Material for this exercise:

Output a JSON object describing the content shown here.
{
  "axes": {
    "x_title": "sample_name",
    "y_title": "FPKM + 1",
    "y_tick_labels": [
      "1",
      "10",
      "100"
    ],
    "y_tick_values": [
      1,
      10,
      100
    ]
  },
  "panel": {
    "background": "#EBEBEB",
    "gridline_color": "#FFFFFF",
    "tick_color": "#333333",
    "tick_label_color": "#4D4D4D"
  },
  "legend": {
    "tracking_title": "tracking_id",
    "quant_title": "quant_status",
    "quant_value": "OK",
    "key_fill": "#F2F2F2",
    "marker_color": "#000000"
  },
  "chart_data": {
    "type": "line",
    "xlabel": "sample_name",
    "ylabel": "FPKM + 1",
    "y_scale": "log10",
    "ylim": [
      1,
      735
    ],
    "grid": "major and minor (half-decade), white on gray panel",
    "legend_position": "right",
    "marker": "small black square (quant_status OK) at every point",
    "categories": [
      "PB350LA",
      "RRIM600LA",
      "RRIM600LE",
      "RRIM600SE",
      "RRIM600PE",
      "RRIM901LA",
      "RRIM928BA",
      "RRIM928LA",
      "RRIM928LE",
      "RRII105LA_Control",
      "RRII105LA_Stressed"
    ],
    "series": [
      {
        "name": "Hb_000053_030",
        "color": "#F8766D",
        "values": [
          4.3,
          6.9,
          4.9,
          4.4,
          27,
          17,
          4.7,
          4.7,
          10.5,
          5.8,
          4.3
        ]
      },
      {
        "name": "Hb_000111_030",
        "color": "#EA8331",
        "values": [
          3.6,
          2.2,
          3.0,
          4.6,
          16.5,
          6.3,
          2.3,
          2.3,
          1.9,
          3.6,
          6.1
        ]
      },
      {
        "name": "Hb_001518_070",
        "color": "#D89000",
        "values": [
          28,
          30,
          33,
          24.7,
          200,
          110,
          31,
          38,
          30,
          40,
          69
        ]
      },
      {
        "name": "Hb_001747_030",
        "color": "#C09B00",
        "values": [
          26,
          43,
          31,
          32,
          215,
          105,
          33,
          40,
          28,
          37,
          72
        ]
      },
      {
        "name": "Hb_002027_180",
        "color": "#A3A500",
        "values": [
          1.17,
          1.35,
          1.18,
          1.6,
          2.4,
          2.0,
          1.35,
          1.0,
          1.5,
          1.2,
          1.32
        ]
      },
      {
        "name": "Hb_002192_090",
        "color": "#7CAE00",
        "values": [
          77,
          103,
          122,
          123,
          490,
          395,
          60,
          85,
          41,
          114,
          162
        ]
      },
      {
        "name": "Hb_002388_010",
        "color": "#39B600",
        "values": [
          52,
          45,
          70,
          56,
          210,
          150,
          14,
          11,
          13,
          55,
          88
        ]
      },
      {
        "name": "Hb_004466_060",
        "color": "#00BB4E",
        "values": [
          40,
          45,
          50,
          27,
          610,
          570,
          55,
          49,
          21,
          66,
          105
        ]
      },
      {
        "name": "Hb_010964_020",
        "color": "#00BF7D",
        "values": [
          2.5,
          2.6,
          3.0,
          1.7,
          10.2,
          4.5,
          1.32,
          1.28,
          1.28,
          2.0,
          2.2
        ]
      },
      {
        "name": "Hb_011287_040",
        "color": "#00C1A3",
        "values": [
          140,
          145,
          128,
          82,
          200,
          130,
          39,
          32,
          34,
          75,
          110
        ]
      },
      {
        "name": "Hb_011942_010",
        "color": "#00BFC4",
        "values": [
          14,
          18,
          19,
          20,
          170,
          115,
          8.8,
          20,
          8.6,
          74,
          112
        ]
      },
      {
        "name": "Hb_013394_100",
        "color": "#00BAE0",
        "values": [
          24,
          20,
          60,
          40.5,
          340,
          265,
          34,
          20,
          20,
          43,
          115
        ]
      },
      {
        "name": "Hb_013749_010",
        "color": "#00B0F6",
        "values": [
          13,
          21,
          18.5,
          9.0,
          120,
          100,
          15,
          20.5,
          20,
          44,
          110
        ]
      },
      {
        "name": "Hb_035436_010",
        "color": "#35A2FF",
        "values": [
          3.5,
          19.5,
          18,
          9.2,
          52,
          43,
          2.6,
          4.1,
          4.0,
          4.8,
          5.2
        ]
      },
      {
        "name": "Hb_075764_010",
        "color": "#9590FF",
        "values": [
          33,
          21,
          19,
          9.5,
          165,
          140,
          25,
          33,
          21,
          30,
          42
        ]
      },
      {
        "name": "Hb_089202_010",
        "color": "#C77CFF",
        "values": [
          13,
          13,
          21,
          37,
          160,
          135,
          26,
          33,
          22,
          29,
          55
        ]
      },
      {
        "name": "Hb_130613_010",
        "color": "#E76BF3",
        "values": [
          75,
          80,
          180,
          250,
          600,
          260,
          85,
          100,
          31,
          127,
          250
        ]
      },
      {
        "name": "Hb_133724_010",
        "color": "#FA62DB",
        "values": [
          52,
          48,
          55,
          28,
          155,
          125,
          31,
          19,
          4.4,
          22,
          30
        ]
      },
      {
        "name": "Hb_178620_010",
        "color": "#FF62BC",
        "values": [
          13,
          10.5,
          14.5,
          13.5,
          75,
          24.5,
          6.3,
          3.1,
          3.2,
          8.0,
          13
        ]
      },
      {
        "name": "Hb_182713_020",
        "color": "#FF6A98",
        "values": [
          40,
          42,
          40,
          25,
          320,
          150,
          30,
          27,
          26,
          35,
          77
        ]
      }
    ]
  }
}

Short task: Above are some records; extract every one of them exactly.

Result of the task:
Output a JSON object describing the content shown here.
{
  "axes": {
    "x_title": "sample_name",
    "y_title": "FPKM + 1",
    "y_tick_labels": [
      "1",
      "10",
      "100"
    ],
    "y_tick_values": [
      1,
      10,
      100
    ]
  },
  "panel": {
    "background": "#EBEBEB",
    "gridline_color": "#FFFFFF",
    "tick_color": "#333333",
    "tick_label_color": "#4D4D4D"
  },
  "legend": {
    "tracking_title": "tracking_id",
    "quant_title": "quant_status",
    "quant_value": "OK",
    "key_fill": "#F2F2F2",
    "marker_color": "#000000"
  },
  "chart_data": {
    "type": "line",
    "xlabel": "sample_name",
    "ylabel": "FPKM + 1",
    "y_scale": "log10",
    "ylim": [
      1,
      735
    ],
    "grid": "major and minor (half-decade), white on gray panel",
    "legend_position": "right",
    "marker": "small black square (quant_status OK) at every point",
    "categories": [
      "PB350LA",
      "RRIM600LA",
      "RRIM600LE",
      "RRIM600SE",
      "RRIM600PE",
      "RRIM901LA",
      "RRIM928BA",
      "RRIM928LA",
      "RRIM928LE",
      "RRII105LA_Control",
      "RRII105LA_Stressed"
    ],
    "series": [
      {
        "name": "Hb_000053_030",
        "color": "#F8766D",
        "values": [
          4.3,
          6.9,
          4.9,
          4.4,
          27,
          17,
          4.7,
          4.7,
          10.5,
          5.8,
          4.3
        ]
      },
      {
        "name": "Hb_000111_030",
        "color": "#EA8331",
        "values": [
          3.6,
          2.2,
          3.0,
          4.6,
          16.5,
          6.3,
          2.3,
          2.3,
          1.9,
          3.6,
          6.1
        ]
      },
      {
        "name": "Hb_001518_070",
        "color": "#D89000",
        "values": [
          28,
          30,
          33,
          24.7,
          200,
          110,
          31,
          38,
          30,
          40,
          69
        ]
      },
      {
        "name": "Hb_001747_030",
        "color": "#C09B00",
        "values": [
          26,
          43,
          31,
          32,
          215,
          105,
          33,
          40,
          28,
          37,
          72
        ]
      },
      {
        "name": "Hb_002027_180",
        "color": "#A3A500",
        "values": [
          1.17,
          1.35,
          1.18,
          1.6,
          2.4,
          2.0,
          1.35,
          1.0,
          1.5,
          1.2,
          1.32
        ]
      },
      {
        "name": "Hb_002192_090",
        "color": "#7CAE00",
        "values": [
          77,
          103,
          122,
          123,
          490,
          395,
          60,
          85,
          41,
          114,
          162
        ]
      },
      {
        "name": "Hb_002388_010",
        "color": "#39B600",
        "values": [
          52,
          45,
          70,
          56,
          210,
          150,
          14,
          11,
          13,
          55,
          88
        ]
      },
      {
        "name": "Hb_004466_060",
        "color": "#00BB4E",
        "values": [
          40,
          45,
          50,
          27,
          610,
          570,
          55,
          49,
          21,
          66,
          105
        ]
      },
      {
        "name": "Hb_010964_020",
        "color": "#00BF7D",
        "values": [
          2.5,
          2.6,
          3.0,
          1.7,
          10.2,
          4.5,
          1.32,
          1.28,
          1.28,
          2.0,
          2.2
        ]
      },
      {
        "name": "Hb_011287_040",
        "color": "#00C1A3",
        "values": [
          140,
          145,
          128,
          82,
          200,
          130,
          39,
          32,
          34,
          75,
          110
        ]
      },
      {
        "name": "Hb_011942_010",
        "color": "#00BFC4",
        "values": [
          14,
          18,
          19,
          20,
          170,
          115,
          8.8,
          20,
          8.6,
          74,
          112
        ]
      },
      {
        "name": "Hb_013394_100",
        "color": "#00BAE0",
        "values": [
          24,
          20,
          60,
          40.5,
          340,
          265,
          34,
          20,
          20,
          43,
          115
        ]
      },
      {
        "name": "Hb_013749_010",
        "color": "#00B0F6",
        "values": [
          13,
          21,
          18.5,
          9.0,
          120,
          100,
          15,
          20.5,
          20,
          44,
          110
        ]
      },
      {
        "name": "Hb_035436_010",
        "color": "#35A2FF",
        "values": [
          3.5,
          19.5,
          18,
          9.2,
          52,
          43,
          2.6,
          4.1,
          4.0,
          4.8,
          5.2
        ]
      },
      {
        "name": "Hb_075764_010",
        "color": "#9590FF",
        "values": [
          33,
          21,
          19,
          9.5,
          165,
          140,
          25,
          33,
          21,
          30,
          42
        ]
      },
      {
        "name": "Hb_089202_010",
        "color": "#C77CFF",
        "values": [
          13,
          13,
          21,
          37,
          160,
          135,
          26,
          33,
          22,
          29,
          55
        ]
      },
      {
        "name": "Hb_130613_010",
        "color": "#E76BF3",
        "values": [
          75,
          80,
          180,
          250,
          600,
          260,
          85,
          100,
          31,
          127,
          250
        ]
      },
      {
        "name": "Hb_133724_010",
        "color": "#FA62DB",
        "values": [
          52,
          48,
          55,
          28,
          155,
          125,
          31,
          19,
          4.4,
          22,
          30
        ]
      },
      {
        "name": "Hb_178620_010",
        "color": "#FF62BC",
        "values": [
          13,
          10.5,
          14.5,
          13.5,
          75,
          24.5,
          6.3,
          3.1,
          3.2,
          8.0,
          13
        ]
      },
      {
        "name": "Hb_182713_020",
        "color": "#FF6A98",
        "values": [
          40,
          42,
          40,
          25,
          320,
          150,
          30,
          27,
          26,
          35,
          77
        ]
      }
    ]
  }
}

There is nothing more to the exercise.